**Challenge**
Print the entries that appear below, exactly as written and without their pictures.

(Dataset entries)
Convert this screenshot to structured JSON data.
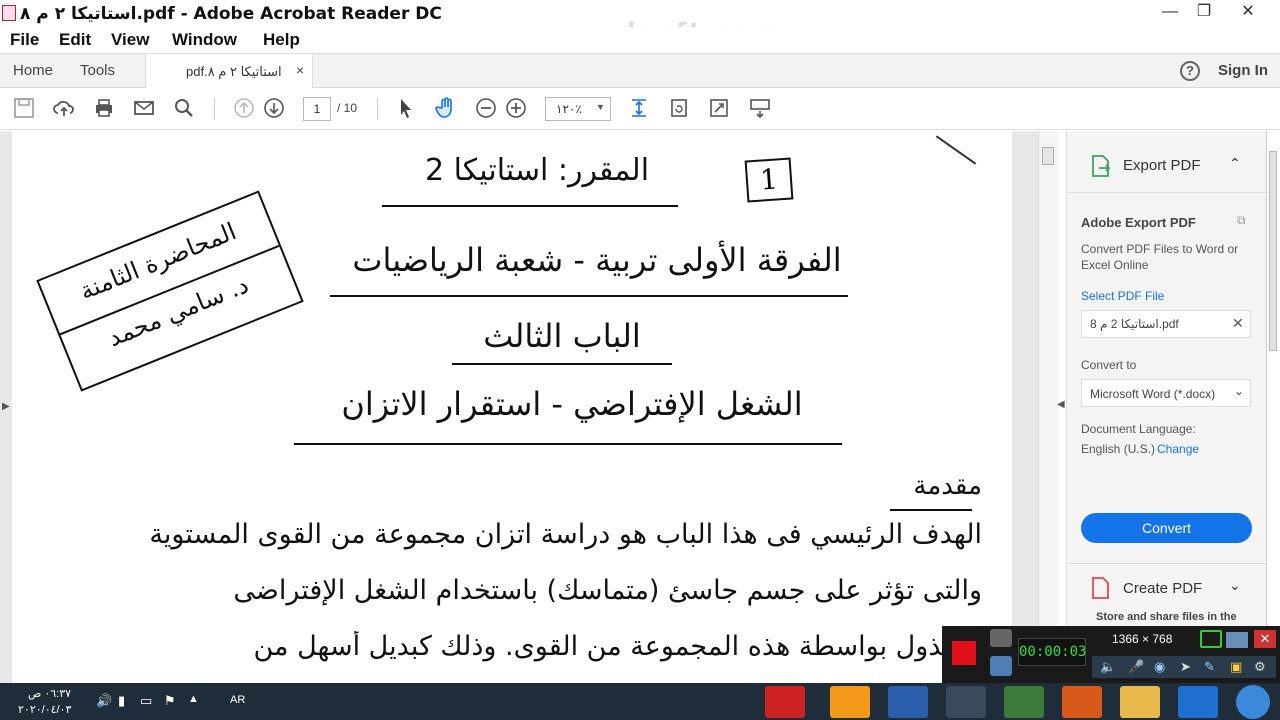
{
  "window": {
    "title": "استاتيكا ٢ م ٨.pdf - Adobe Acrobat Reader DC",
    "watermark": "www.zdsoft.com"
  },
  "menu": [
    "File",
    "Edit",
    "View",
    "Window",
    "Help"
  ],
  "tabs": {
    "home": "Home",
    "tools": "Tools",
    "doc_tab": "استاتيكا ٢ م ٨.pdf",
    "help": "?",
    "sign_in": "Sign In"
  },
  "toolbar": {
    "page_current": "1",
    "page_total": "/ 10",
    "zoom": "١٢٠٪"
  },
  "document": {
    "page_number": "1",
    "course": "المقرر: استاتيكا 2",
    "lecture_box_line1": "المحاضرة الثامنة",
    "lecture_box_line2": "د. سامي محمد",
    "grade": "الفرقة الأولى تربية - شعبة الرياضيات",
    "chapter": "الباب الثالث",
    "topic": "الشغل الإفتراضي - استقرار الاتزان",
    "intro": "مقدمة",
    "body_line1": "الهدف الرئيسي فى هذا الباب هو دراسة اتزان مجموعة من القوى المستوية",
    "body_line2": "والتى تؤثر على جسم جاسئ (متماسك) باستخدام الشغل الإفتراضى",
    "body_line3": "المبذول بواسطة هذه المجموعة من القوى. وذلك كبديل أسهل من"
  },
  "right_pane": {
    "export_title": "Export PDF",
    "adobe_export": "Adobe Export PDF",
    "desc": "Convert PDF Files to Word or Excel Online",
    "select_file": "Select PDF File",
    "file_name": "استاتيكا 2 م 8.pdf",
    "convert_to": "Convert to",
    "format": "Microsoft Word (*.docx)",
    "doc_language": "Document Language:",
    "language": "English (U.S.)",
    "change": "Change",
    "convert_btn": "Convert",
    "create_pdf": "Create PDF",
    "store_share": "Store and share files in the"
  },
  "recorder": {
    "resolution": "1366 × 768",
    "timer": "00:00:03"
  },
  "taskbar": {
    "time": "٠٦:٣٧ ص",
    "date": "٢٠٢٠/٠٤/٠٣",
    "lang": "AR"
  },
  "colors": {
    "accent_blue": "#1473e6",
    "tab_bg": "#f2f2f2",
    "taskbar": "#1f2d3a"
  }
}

**Expected output**
Convert this screenshot to structured JSON data.
{
  "window": {
    "title": "استاتيكا ٢ م ٨.pdf - Adobe Acrobat Reader DC",
    "watermark": "www.zdsoft.com"
  },
  "menu": [
    "File",
    "Edit",
    "View",
    "Window",
    "Help"
  ],
  "tabs": {
    "home": "Home",
    "tools": "Tools",
    "doc_tab": "استاتيكا ٢ م ٨.pdf",
    "help": "?",
    "sign_in": "Sign In"
  },
  "toolbar": {
    "page_current": "1",
    "page_total": "/ 10",
    "zoom": "١٢٠٪"
  },
  "document": {
    "page_number": "1",
    "course": "المقرر: استاتيكا 2",
    "lecture_box_line1": "المحاضرة الثامنة",
    "lecture_box_line2": "د. سامي محمد",
    "grade": "الفرقة الأولى تربية - شعبة الرياضيات",
    "chapter": "الباب الثالث",
    "topic": "الشغل الإفتراضي - استقرار الاتزان",
    "intro": "مقدمة",
    "body_line1": "الهدف الرئيسي فى هذا الباب هو دراسة اتزان مجموعة من القوى المستوية",
    "body_line2": "والتى تؤثر على جسم جاسئ (متماسك) باستخدام الشغل الإفتراضى",
    "body_line3": "المبذول بواسطة هذه المجموعة من القوى. وذلك كبديل أسهل من"
  },
  "right_pane": {
    "export_title": "Export PDF",
    "adobe_export": "Adobe Export PDF",
    "desc": "Convert PDF Files to Word or Excel Online",
    "select_file": "Select PDF File",
    "file_name": "استاتيكا 2 م 8.pdf",
    "convert_to": "Convert to",
    "format": "Microsoft Word (*.docx)",
    "doc_language": "Document Language:",
    "language": "English (U.S.)",
    "change": "Change",
    "convert_btn": "Convert",
    "create_pdf": "Create PDF",
    "store_share": "Store and share files in the"
  },
  "recorder": {
    "resolution": "1366 × 768",
    "timer": "00:00:03"
  },
  "taskbar": {
    "time": "٠٦:٣٧ ص",
    "date": "٢٠٢٠/٠٤/٠٣",
    "lang": "AR"
  },
  "colors": {
    "accent_blue": "#1473e6",
    "tab_bg": "#f2f2f2",
    "taskbar": "#1f2d3a"
  }
}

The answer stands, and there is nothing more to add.